WHAT YOU ARE ASKED TO DO:
Every record below should be transcribed exactly. Omit the images.

━━━━━━

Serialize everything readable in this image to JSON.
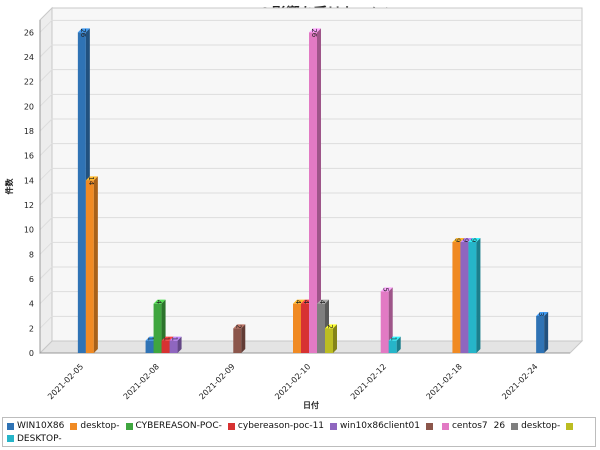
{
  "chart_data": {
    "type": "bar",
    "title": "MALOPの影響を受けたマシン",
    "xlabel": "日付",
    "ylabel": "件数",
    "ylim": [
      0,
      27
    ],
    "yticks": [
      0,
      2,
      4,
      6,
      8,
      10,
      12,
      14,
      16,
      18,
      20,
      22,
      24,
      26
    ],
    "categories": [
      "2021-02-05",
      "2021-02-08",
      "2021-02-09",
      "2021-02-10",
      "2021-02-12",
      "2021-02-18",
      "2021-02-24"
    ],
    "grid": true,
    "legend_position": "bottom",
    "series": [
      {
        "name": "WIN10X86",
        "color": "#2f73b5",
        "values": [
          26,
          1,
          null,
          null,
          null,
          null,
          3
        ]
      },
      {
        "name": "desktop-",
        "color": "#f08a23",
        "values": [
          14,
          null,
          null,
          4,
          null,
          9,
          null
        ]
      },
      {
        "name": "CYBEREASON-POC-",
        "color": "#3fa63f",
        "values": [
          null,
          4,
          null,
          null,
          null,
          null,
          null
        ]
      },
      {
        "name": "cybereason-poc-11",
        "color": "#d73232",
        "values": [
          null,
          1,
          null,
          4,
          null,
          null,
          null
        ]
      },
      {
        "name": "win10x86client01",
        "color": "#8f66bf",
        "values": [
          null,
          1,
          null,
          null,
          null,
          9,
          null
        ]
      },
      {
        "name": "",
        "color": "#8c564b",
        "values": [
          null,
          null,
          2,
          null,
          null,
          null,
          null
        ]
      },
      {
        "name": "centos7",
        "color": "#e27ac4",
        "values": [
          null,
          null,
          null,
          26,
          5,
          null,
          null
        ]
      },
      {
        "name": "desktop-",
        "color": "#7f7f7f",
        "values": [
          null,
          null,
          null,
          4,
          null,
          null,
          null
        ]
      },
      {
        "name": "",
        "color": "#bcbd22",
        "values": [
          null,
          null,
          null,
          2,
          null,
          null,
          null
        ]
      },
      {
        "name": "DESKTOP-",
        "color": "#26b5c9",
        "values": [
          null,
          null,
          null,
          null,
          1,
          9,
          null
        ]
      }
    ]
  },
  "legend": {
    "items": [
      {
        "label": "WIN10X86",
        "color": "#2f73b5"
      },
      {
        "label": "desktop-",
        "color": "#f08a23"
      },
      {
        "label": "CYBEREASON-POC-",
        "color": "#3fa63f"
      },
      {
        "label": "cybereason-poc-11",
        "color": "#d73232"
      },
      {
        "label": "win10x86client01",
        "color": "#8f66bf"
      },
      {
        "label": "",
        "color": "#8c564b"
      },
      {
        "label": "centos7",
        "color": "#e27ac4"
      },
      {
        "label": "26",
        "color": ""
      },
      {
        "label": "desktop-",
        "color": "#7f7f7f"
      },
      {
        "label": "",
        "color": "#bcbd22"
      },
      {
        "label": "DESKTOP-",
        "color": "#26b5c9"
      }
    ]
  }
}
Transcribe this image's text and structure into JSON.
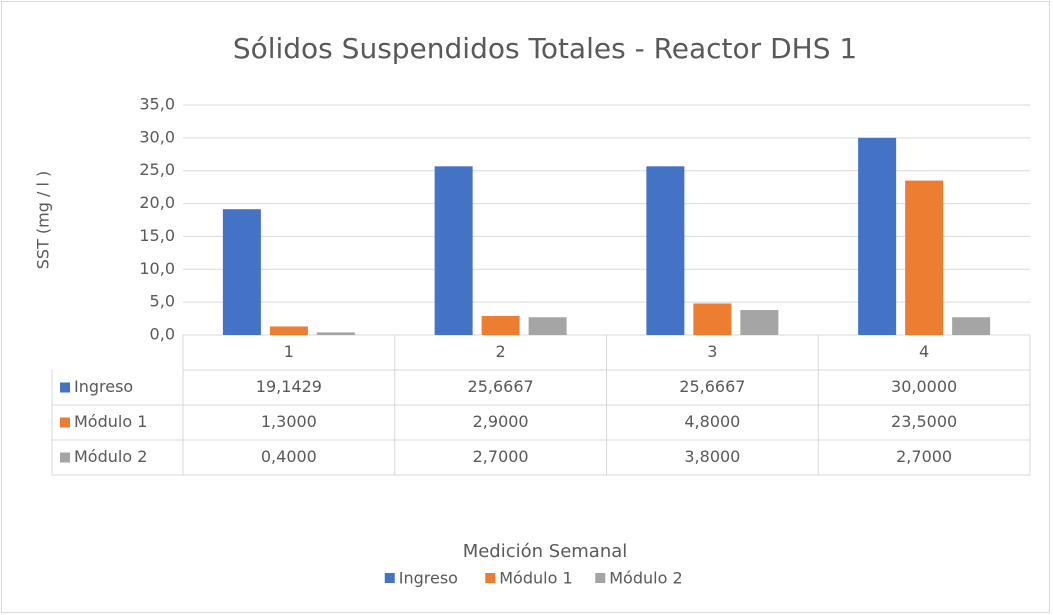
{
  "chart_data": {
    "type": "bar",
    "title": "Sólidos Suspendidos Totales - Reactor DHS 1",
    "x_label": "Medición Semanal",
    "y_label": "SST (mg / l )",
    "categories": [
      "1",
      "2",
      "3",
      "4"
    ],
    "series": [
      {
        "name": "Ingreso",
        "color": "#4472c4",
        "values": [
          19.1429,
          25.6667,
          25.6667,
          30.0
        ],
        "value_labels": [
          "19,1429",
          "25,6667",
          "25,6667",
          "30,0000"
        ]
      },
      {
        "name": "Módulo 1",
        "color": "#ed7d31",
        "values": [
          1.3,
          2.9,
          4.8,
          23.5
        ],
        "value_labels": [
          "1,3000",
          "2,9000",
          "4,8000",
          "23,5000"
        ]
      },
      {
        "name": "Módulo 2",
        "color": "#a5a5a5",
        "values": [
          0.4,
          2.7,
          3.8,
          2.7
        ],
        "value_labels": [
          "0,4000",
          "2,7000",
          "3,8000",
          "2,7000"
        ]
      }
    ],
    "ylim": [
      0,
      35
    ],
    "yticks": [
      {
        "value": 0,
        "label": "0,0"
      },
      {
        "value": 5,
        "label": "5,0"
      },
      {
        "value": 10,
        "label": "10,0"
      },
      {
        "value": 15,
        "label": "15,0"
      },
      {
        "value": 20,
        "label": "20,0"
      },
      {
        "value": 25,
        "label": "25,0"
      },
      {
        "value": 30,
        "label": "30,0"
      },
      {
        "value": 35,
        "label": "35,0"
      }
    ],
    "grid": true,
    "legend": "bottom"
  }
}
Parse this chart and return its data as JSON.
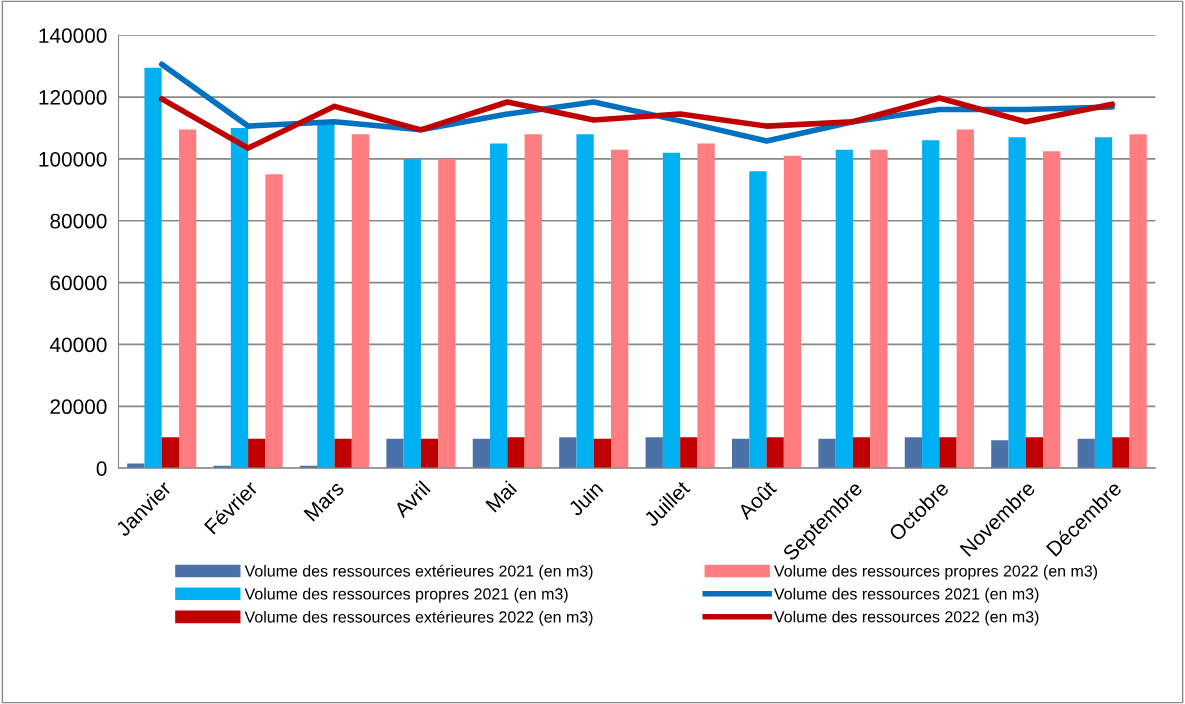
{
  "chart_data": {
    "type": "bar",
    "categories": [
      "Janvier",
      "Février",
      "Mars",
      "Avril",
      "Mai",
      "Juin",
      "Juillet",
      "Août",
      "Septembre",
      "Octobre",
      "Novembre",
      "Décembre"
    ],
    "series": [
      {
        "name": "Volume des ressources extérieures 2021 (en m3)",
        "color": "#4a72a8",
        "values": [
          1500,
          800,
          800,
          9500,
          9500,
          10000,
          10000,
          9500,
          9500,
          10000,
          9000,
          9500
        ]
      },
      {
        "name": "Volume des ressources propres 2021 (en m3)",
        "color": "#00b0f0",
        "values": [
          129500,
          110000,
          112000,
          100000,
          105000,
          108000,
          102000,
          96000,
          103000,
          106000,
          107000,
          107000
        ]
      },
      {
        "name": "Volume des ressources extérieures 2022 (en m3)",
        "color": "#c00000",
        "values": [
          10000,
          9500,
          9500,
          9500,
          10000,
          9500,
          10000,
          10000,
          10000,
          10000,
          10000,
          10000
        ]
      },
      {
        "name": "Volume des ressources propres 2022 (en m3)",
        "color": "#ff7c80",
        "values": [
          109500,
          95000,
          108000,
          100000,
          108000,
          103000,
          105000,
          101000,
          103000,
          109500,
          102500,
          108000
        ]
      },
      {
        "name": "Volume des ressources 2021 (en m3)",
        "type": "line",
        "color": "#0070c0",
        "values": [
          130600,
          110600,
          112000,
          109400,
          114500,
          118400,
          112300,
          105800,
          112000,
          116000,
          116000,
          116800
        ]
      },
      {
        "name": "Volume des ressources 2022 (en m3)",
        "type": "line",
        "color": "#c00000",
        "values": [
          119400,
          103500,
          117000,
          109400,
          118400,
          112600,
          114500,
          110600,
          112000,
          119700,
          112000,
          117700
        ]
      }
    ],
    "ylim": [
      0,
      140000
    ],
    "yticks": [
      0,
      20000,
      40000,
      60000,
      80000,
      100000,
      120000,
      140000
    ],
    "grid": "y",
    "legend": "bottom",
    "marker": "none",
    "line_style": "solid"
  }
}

━━━━━━

EXPECTED OUTPUT:
Serialize everything readable in this image to JSON.
{
  "chart_data": {
    "type": "bar",
    "title": "MALOPの影響を受けたマシン",
    "xlabel": "日付",
    "ylabel": "件数",
    "ylim": [
      0,
      27
    ],
    "yticks": [
      0,
      2,
      4,
      6,
      8,
      10,
      12,
      14,
      16,
      18,
      20,
      22,
      24,
      26
    ],
    "categories": [
      "2021-02-05",
      "2021-02-08",
      "2021-02-09",
      "2021-02-10",
      "2021-02-12",
      "2021-02-18",
      "2021-02-24"
    ],
    "grid": true,
    "legend_position": "bottom",
    "series": [
      {
        "name": "WIN10X86",
        "color": "#2f73b5",
        "values": [
          26,
          1,
          null,
          null,
          null,
          null,
          3
        ]
      },
      {
        "name": "desktop-",
        "color": "#f08a23",
        "values": [
          14,
          null,
          null,
          4,
          null,
          9,
          null
        ]
      },
      {
        "name": "CYBEREASON-POC-",
        "color": "#3fa63f",
        "values": [
          null,
          4,
          null,
          null,
          null,
          null,
          null
        ]
      },
      {
        "name": "cybereason-poc-11",
        "color": "#d73232",
        "values": [
          null,
          1,
          null,
          4,
          null,
          null,
          null
        ]
      },
      {
        "name": "win10x86client01",
        "color": "#8f66bf",
        "values": [
          null,
          1,
          null,
          null,
          null,
          9,
          null
        ]
      },
      {
        "name": "",
        "color": "#8c564b",
        "values": [
          null,
          null,
          2,
          null,
          null,
          null,
          null
        ]
      },
      {
        "name": "centos7",
        "color": "#e27ac4",
        "values": [
          null,
          null,
          null,
          26,
          5,
          null,
          null
        ]
      },
      {
        "name": "desktop-",
        "color": "#7f7f7f",
        "values": [
          null,
          null,
          null,
          4,
          null,
          null,
          null
        ]
      },
      {
        "name": "",
        "color": "#bcbd22",
        "values": [
          null,
          null,
          null,
          2,
          null,
          null,
          null
        ]
      },
      {
        "name": "DESKTOP-",
        "color": "#26b5c9",
        "values": [
          null,
          null,
          null,
          null,
          1,
          9,
          null
        ]
      }
    ]
  },
  "legend": {
    "items": [
      {
        "label": "WIN10X86",
        "color": "#2f73b5"
      },
      {
        "label": "desktop-",
        "color": "#f08a23"
      },
      {
        "label": "CYBEREASON-POC-",
        "color": "#3fa63f"
      },
      {
        "label": "cybereason-poc-11",
        "color": "#d73232"
      },
      {
        "label": "win10x86client01",
        "color": "#8f66bf"
      },
      {
        "label": "",
        "color": "#8c564b"
      },
      {
        "label": "centos7",
        "color": "#e27ac4"
      },
      {
        "label": "26",
        "color": ""
      },
      {
        "label": "desktop-",
        "color": "#7f7f7f"
      },
      {
        "label": "",
        "color": "#bcbd22"
      },
      {
        "label": "DESKTOP-",
        "color": "#26b5c9"
      }
    ]
  }
}
Transcribe this image's text and structure into JSON.
{
  "chart_data": {
    "type": "bar",
    "title": "Sólidos Suspendidos Totales - Reactor DHS 1",
    "x_label": "Medición Semanal",
    "y_label": "SST (mg / l )",
    "categories": [
      "1",
      "2",
      "3",
      "4"
    ],
    "series": [
      {
        "name": "Ingreso",
        "color": "#4472c4",
        "values": [
          19.1429,
          25.6667,
          25.6667,
          30.0
        ],
        "value_labels": [
          "19,1429",
          "25,6667",
          "25,6667",
          "30,0000"
        ]
      },
      {
        "name": "Módulo 1",
        "color": "#ed7d31",
        "values": [
          1.3,
          2.9,
          4.8,
          23.5
        ],
        "value_labels": [
          "1,3000",
          "2,9000",
          "4,8000",
          "23,5000"
        ]
      },
      {
        "name": "Módulo 2",
        "color": "#a5a5a5",
        "values": [
          0.4,
          2.7,
          3.8,
          2.7
        ],
        "value_labels": [
          "0,4000",
          "2,7000",
          "3,8000",
          "2,7000"
        ]
      }
    ],
    "ylim": [
      0,
      35
    ],
    "yticks": [
      {
        "value": 0,
        "label": "0,0"
      },
      {
        "value": 5,
        "label": "5,0"
      },
      {
        "value": 10,
        "label": "10,0"
      },
      {
        "value": 15,
        "label": "15,0"
      },
      {
        "value": 20,
        "label": "20,0"
      },
      {
        "value": 25,
        "label": "25,0"
      },
      {
        "value": 30,
        "label": "30,0"
      },
      {
        "value": 35,
        "label": "35,0"
      }
    ],
    "grid": true,
    "legend": "bottom"
  }
}
Parse this chart and return its data as JSON.
{
  "chart_data": {
    "type": "bar",
    "categories": [
      "Janvier",
      "Février",
      "Mars",
      "Avril",
      "Mai",
      "Juin",
      "Juillet",
      "Août",
      "Septembre",
      "Octobre",
      "Novembre",
      "Décembre"
    ],
    "series": [
      {
        "name": "Volume des ressources extérieures 2021 (en m3)",
        "color": "#4a72a8",
        "values": [
          1500,
          800,
          800,
          9500,
          9500,
          10000,
          10000,
          9500,
          9500,
          10000,
          9000,
          9500
        ]
      },
      {
        "name": "Volume des ressources propres 2021 (en m3)",
        "color": "#00b0f0",
        "values": [
          129500,
          110000,
          112000,
          100000,
          105000,
          108000,
          102000,
          96000,
          103000,
          106000,
          107000,
          107000
        ]
      },
      {
        "name": "Volume des ressources extérieures 2022 (en m3)",
        "color": "#c00000",
        "values": [
          10000,
          9500,
          9500,
          9500,
          10000,
          9500,
          10000,
          10000,
          10000,
          10000,
          10000,
          10000
        ]
      },
      {
        "name": "Volume des ressources propres 2022 (en m3)",
        "color": "#ff7c80",
        "values": [
          109500,
          95000,
          108000,
          100000,
          108000,
          103000,
          105000,
          101000,
          103000,
          109500,
          102500,
          108000
        ]
      },
      {
        "name": "Volume des ressources 2021 (en m3)",
        "type": "line",
        "color": "#0070c0",
        "values": [
          130600,
          110600,
          112000,
          109400,
          114500,
          118400,
          112300,
          105800,
          112000,
          116000,
          116000,
          116800
        ]
      },
      {
        "name": "Volume des ressources 2022 (en m3)",
        "type": "line",
        "color": "#c00000",
        "values": [
          119400,
          103500,
          117000,
          109400,
          118400,
          112600,
          114500,
          110600,
          112000,
          119700,
          112000,
          117700
        ]
      }
    ],
    "ylim": [
      0,
      140000
    ],
    "yticks": [
      0,
      20000,
      40000,
      60000,
      80000,
      100000,
      120000,
      140000
    ],
    "grid": "y",
    "legend": "bottom",
    "marker": "none",
    "line_style": "solid"
  }
}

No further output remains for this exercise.